(Requirements):
Return the records word for word. Any pictures in them are not part of the copy.
○ ○ ○ ○
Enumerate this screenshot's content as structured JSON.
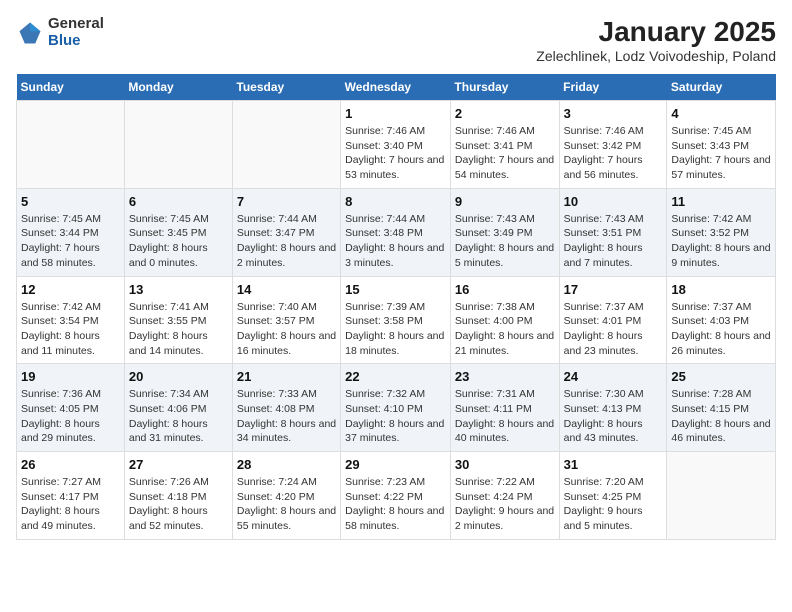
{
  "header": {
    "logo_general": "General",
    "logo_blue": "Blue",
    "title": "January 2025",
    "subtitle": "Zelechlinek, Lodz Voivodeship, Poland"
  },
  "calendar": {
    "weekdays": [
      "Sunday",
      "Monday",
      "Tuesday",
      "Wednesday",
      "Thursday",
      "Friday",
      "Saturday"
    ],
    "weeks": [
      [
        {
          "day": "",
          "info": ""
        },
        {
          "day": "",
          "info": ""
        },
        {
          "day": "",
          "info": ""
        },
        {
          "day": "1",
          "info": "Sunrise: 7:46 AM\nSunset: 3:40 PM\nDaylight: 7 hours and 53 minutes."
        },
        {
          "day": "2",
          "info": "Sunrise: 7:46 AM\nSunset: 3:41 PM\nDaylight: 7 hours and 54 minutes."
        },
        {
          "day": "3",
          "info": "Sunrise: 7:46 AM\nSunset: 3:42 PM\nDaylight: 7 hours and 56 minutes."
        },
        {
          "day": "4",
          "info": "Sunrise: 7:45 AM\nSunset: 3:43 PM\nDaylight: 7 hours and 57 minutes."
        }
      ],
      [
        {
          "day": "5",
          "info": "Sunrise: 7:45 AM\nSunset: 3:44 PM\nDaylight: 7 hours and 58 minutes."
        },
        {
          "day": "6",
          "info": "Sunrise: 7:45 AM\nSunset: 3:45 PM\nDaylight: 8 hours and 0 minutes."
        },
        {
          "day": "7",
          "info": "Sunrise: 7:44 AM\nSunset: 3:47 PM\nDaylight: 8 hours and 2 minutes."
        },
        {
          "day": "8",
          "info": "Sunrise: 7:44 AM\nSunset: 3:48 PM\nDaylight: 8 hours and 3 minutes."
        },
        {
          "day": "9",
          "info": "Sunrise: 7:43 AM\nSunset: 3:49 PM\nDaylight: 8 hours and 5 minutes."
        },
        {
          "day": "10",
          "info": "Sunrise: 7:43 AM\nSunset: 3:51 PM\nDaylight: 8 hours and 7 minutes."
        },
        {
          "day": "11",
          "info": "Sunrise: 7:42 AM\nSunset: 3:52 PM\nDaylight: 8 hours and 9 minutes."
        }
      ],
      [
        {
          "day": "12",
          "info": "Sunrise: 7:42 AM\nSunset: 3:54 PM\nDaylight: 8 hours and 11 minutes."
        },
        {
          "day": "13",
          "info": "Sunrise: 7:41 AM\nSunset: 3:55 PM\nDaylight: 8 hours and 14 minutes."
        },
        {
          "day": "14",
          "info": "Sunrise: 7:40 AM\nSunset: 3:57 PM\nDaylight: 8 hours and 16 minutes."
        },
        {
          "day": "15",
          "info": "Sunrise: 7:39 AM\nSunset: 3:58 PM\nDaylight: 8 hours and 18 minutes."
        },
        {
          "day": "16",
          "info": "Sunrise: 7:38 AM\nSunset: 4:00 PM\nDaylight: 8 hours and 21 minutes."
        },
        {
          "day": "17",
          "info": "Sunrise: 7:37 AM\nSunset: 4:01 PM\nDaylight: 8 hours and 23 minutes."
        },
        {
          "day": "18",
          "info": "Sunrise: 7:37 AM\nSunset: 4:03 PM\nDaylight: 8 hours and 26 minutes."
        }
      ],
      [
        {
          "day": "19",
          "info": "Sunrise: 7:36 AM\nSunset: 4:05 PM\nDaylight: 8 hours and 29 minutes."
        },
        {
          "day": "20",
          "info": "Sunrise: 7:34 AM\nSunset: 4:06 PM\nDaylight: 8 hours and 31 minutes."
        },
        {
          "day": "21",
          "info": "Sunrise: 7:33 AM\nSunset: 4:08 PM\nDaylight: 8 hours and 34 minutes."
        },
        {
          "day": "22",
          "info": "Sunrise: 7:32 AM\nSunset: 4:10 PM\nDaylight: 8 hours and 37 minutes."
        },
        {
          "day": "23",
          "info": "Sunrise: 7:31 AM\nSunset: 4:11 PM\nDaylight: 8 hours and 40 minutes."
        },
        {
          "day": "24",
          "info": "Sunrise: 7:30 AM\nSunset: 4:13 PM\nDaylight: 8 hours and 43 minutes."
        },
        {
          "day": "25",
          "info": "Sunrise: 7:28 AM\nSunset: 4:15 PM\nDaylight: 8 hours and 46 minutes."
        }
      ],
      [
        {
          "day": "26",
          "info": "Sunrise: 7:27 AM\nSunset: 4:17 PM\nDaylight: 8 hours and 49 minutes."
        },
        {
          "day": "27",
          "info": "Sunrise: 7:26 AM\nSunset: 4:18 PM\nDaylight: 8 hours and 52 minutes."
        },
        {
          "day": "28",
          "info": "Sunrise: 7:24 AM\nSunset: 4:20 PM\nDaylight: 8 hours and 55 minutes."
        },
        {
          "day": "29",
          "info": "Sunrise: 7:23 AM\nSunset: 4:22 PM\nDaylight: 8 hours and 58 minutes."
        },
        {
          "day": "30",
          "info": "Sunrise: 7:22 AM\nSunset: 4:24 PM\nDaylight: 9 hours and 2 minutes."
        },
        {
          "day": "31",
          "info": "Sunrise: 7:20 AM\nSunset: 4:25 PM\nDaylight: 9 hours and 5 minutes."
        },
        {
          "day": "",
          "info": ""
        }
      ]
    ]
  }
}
○ ○ ○ ○
(Answer for this exercise):
Enumerate this screenshot's content as structured JSON.
{
  "header": {
    "logo_general": "General",
    "logo_blue": "Blue",
    "title": "January 2025",
    "subtitle": "Zelechlinek, Lodz Voivodeship, Poland"
  },
  "calendar": {
    "weekdays": [
      "Sunday",
      "Monday",
      "Tuesday",
      "Wednesday",
      "Thursday",
      "Friday",
      "Saturday"
    ],
    "weeks": [
      [
        {
          "day": "",
          "info": ""
        },
        {
          "day": "",
          "info": ""
        },
        {
          "day": "",
          "info": ""
        },
        {
          "day": "1",
          "info": "Sunrise: 7:46 AM\nSunset: 3:40 PM\nDaylight: 7 hours and 53 minutes."
        },
        {
          "day": "2",
          "info": "Sunrise: 7:46 AM\nSunset: 3:41 PM\nDaylight: 7 hours and 54 minutes."
        },
        {
          "day": "3",
          "info": "Sunrise: 7:46 AM\nSunset: 3:42 PM\nDaylight: 7 hours and 56 minutes."
        },
        {
          "day": "4",
          "info": "Sunrise: 7:45 AM\nSunset: 3:43 PM\nDaylight: 7 hours and 57 minutes."
        }
      ],
      [
        {
          "day": "5",
          "info": "Sunrise: 7:45 AM\nSunset: 3:44 PM\nDaylight: 7 hours and 58 minutes."
        },
        {
          "day": "6",
          "info": "Sunrise: 7:45 AM\nSunset: 3:45 PM\nDaylight: 8 hours and 0 minutes."
        },
        {
          "day": "7",
          "info": "Sunrise: 7:44 AM\nSunset: 3:47 PM\nDaylight: 8 hours and 2 minutes."
        },
        {
          "day": "8",
          "info": "Sunrise: 7:44 AM\nSunset: 3:48 PM\nDaylight: 8 hours and 3 minutes."
        },
        {
          "day": "9",
          "info": "Sunrise: 7:43 AM\nSunset: 3:49 PM\nDaylight: 8 hours and 5 minutes."
        },
        {
          "day": "10",
          "info": "Sunrise: 7:43 AM\nSunset: 3:51 PM\nDaylight: 8 hours and 7 minutes."
        },
        {
          "day": "11",
          "info": "Sunrise: 7:42 AM\nSunset: 3:52 PM\nDaylight: 8 hours and 9 minutes."
        }
      ],
      [
        {
          "day": "12",
          "info": "Sunrise: 7:42 AM\nSunset: 3:54 PM\nDaylight: 8 hours and 11 minutes."
        },
        {
          "day": "13",
          "info": "Sunrise: 7:41 AM\nSunset: 3:55 PM\nDaylight: 8 hours and 14 minutes."
        },
        {
          "day": "14",
          "info": "Sunrise: 7:40 AM\nSunset: 3:57 PM\nDaylight: 8 hours and 16 minutes."
        },
        {
          "day": "15",
          "info": "Sunrise: 7:39 AM\nSunset: 3:58 PM\nDaylight: 8 hours and 18 minutes."
        },
        {
          "day": "16",
          "info": "Sunrise: 7:38 AM\nSunset: 4:00 PM\nDaylight: 8 hours and 21 minutes."
        },
        {
          "day": "17",
          "info": "Sunrise: 7:37 AM\nSunset: 4:01 PM\nDaylight: 8 hours and 23 minutes."
        },
        {
          "day": "18",
          "info": "Sunrise: 7:37 AM\nSunset: 4:03 PM\nDaylight: 8 hours and 26 minutes."
        }
      ],
      [
        {
          "day": "19",
          "info": "Sunrise: 7:36 AM\nSunset: 4:05 PM\nDaylight: 8 hours and 29 minutes."
        },
        {
          "day": "20",
          "info": "Sunrise: 7:34 AM\nSunset: 4:06 PM\nDaylight: 8 hours and 31 minutes."
        },
        {
          "day": "21",
          "info": "Sunrise: 7:33 AM\nSunset: 4:08 PM\nDaylight: 8 hours and 34 minutes."
        },
        {
          "day": "22",
          "info": "Sunrise: 7:32 AM\nSunset: 4:10 PM\nDaylight: 8 hours and 37 minutes."
        },
        {
          "day": "23",
          "info": "Sunrise: 7:31 AM\nSunset: 4:11 PM\nDaylight: 8 hours and 40 minutes."
        },
        {
          "day": "24",
          "info": "Sunrise: 7:30 AM\nSunset: 4:13 PM\nDaylight: 8 hours and 43 minutes."
        },
        {
          "day": "25",
          "info": "Sunrise: 7:28 AM\nSunset: 4:15 PM\nDaylight: 8 hours and 46 minutes."
        }
      ],
      [
        {
          "day": "26",
          "info": "Sunrise: 7:27 AM\nSunset: 4:17 PM\nDaylight: 8 hours and 49 minutes."
        },
        {
          "day": "27",
          "info": "Sunrise: 7:26 AM\nSunset: 4:18 PM\nDaylight: 8 hours and 52 minutes."
        },
        {
          "day": "28",
          "info": "Sunrise: 7:24 AM\nSunset: 4:20 PM\nDaylight: 8 hours and 55 minutes."
        },
        {
          "day": "29",
          "info": "Sunrise: 7:23 AM\nSunset: 4:22 PM\nDaylight: 8 hours and 58 minutes."
        },
        {
          "day": "30",
          "info": "Sunrise: 7:22 AM\nSunset: 4:24 PM\nDaylight: 9 hours and 2 minutes."
        },
        {
          "day": "31",
          "info": "Sunrise: 7:20 AM\nSunset: 4:25 PM\nDaylight: 9 hours and 5 minutes."
        },
        {
          "day": "",
          "info": ""
        }
      ]
    ]
  }
}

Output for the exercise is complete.